> WHAT TO PRODUCE
Copy out the listing that follows, exact in every word, and skip the images.

Dataset items

◆ ◆ ◆ ◆

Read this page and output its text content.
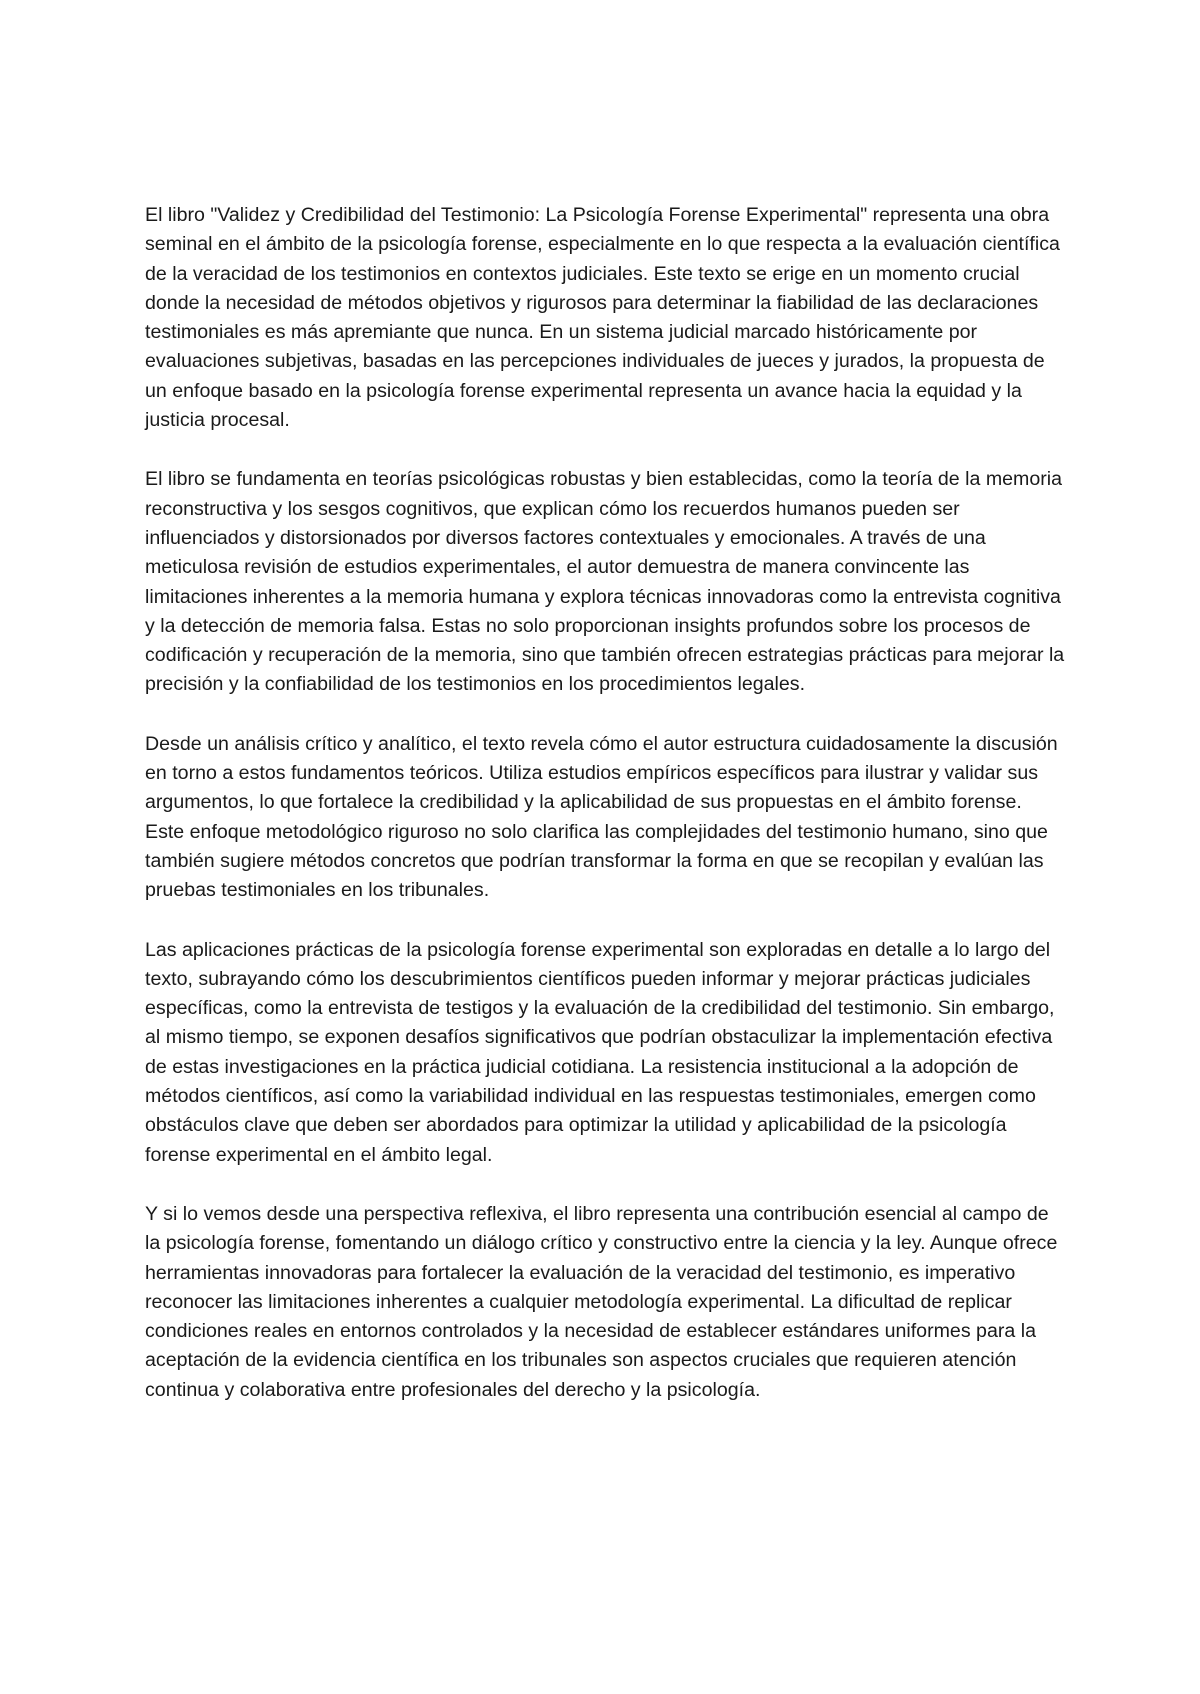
El libro "Validez y Credibilidad del Testimonio: La Psicología Forense Experimental" representa una obra seminal en el ámbito de la psicología forense, especialmente en lo que respecta a la evaluación científica de la veracidad de los testimonios en contextos judiciales. Este texto se erige en un momento crucial donde la necesidad de métodos objetivos y rigurosos para determinar la fiabilidad de las declaraciones testimoniales es más apremiante que nunca. En un sistema judicial marcado históricamente por evaluaciones subjetivas, basadas en las percepciones individuales de jueces y jurados, la propuesta de un enfoque basado en la psicología forense experimental representa un avance hacia la equidad y la justicia procesal.

El libro se fundamenta en teorías psicológicas robustas y bien establecidas, como la teoría de la memoria reconstructiva y los sesgos cognitivos, que explican cómo los recuerdos humanos pueden ser influenciados y distorsionados por diversos factores contextuales y emocionales. A través de una meticulosa revisión de estudios experimentales, el autor demuestra de manera convincente las limitaciones inherentes a la memoria humana y explora técnicas innovadoras como la entrevista cognitiva y la detección de memoria falsa. Estas no solo proporcionan insights profundos sobre los procesos de codificación y recuperación de la memoria, sino que también ofrecen estrategias prácticas para mejorar la precisión y la confiabilidad de los testimonios en los procedimientos legales.

Desde un análisis crítico y analítico, el texto revela cómo el autor estructura cuidadosamente la discusión en torno a estos fundamentos teóricos. Utiliza estudios empíricos específicos para ilustrar y validar sus argumentos, lo que fortalece la credibilidad y la aplicabilidad de sus propuestas en el ámbito forense. Este enfoque metodológico riguroso no solo clarifica las complejidades del testimonio humano, sino que también sugiere métodos concretos que podrían transformar la forma en que se recopilan y evalúan las pruebas testimoniales en los tribunales.

Las aplicaciones prácticas de la psicología forense experimental son exploradas en detalle a lo largo del texto, subrayando cómo los descubrimientos científicos pueden informar y mejorar prácticas judiciales específicas, como la entrevista de testigos y la evaluación de la credibilidad del testimonio. Sin embargo, al mismo tiempo, se exponen desafíos significativos que podrían obstaculizar la implementación efectiva de estas investigaciones en la práctica judicial cotidiana. La resistencia institucional a la adopción de métodos científicos, así como la variabilidad individual en las respuestas testimoniales, emergen como obstáculos clave que deben ser abordados para optimizar la utilidad y aplicabilidad de la psicología forense experimental en el ámbito legal.

Y si lo vemos desde una perspectiva reflexiva, el libro representa una contribución esencial al campo de la psicología forense, fomentando un diálogo crítico y constructivo entre la ciencia y la ley. Aunque ofrece herramientas innovadoras para fortalecer la evaluación de la veracidad del testimonio, es imperativo reconocer las limitaciones inherentes a cualquier metodología experimental. La dificultad de replicar condiciones reales en entornos controlados y la necesidad de establecer estándares uniformes para la aceptación de la evidencia científica en los tribunales son aspectos cruciales que requieren atención continua y colaborativa entre profesionales del derecho y la psicología.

◆ ◆ ◆ ◆

> WRITTEN SOLUTION
Read this page and output its text content.
El libro "Validez y Credibilidad del Testimonio: La Psicología Forense Experimental" representa una obra seminal en el ámbito de la psicología forense, especialmente en lo que respecta a la evaluación científica de la veracidad de los testimonios en contextos judiciales. Este texto se erige en un momento crucial donde la necesidad de métodos objetivos y rigurosos para determinar la fiabilidad de las declaraciones testimoniales es más apremiante que nunca. En un sistema judicial marcado históricamente por evaluaciones subjetivas, basadas en las percepciones individuales de jueces y jurados, la propuesta de un enfoque basado en la psicología forense experimental representa un avance hacia la equidad y la justicia procesal.

El libro se fundamenta en teorías psicológicas robustas y bien establecidas, como la teoría de la memoria reconstructiva y los sesgos cognitivos, que explican cómo los recuerdos humanos pueden ser influenciados y distorsionados por diversos factores contextuales y emocionales. A través de una meticulosa revisión de estudios experimentales, el autor demuestra de manera convincente las limitaciones inherentes a la memoria humana y explora técnicas innovadoras como la entrevista cognitiva y la detección de memoria falsa. Estas no solo proporcionan insights profundos sobre los procesos de codificación y recuperación de la memoria, sino que también ofrecen estrategias prácticas para mejorar la precisión y la confiabilidad de los testimonios en los procedimientos legales.

Desde un análisis crítico y analítico, el texto revela cómo el autor estructura cuidadosamente la discusión en torno a estos fundamentos teóricos. Utiliza estudios empíricos específicos para ilustrar y validar sus argumentos, lo que fortalece la credibilidad y la aplicabilidad de sus propuestas en el ámbito forense. Este enfoque metodológico riguroso no solo clarifica las complejidades del testimonio humano, sino que también sugiere métodos concretos que podrían transformar la forma en que se recopilan y evalúan las pruebas testimoniales en los tribunales.

Las aplicaciones prácticas de la psicología forense experimental son exploradas en detalle a lo largo del texto, subrayando cómo los descubrimientos científicos pueden informar y mejorar prácticas judiciales específicas, como la entrevista de testigos y la evaluación de la credibilidad del testimonio. Sin embargo, al mismo tiempo, se exponen desafíos significativos que podrían obstaculizar la implementación efectiva de estas investigaciones en la práctica judicial cotidiana. La resistencia institucional a la adopción de métodos científicos, así como la variabilidad individual en las respuestas testimoniales, emergen como obstáculos clave que deben ser abordados para optimizar la utilidad y aplicabilidad de la psicología forense experimental en el ámbito legal.

Y si lo vemos desde una perspectiva reflexiva, el libro representa una contribución esencial al campo de la psicología forense, fomentando un diálogo crítico y constructivo entre la ciencia y la ley. Aunque ofrece herramientas innovadoras para fortalecer la evaluación de la veracidad del testimonio, es imperativo reconocer las limitaciones inherentes a cualquier metodología experimental. La dificultad de replicar condiciones reales en entornos controlados y la necesidad de establecer estándares uniformes para la aceptación de la evidencia científica en los tribunales son aspectos cruciales que requieren atención continua y colaborativa entre profesionales del derecho y la psicología.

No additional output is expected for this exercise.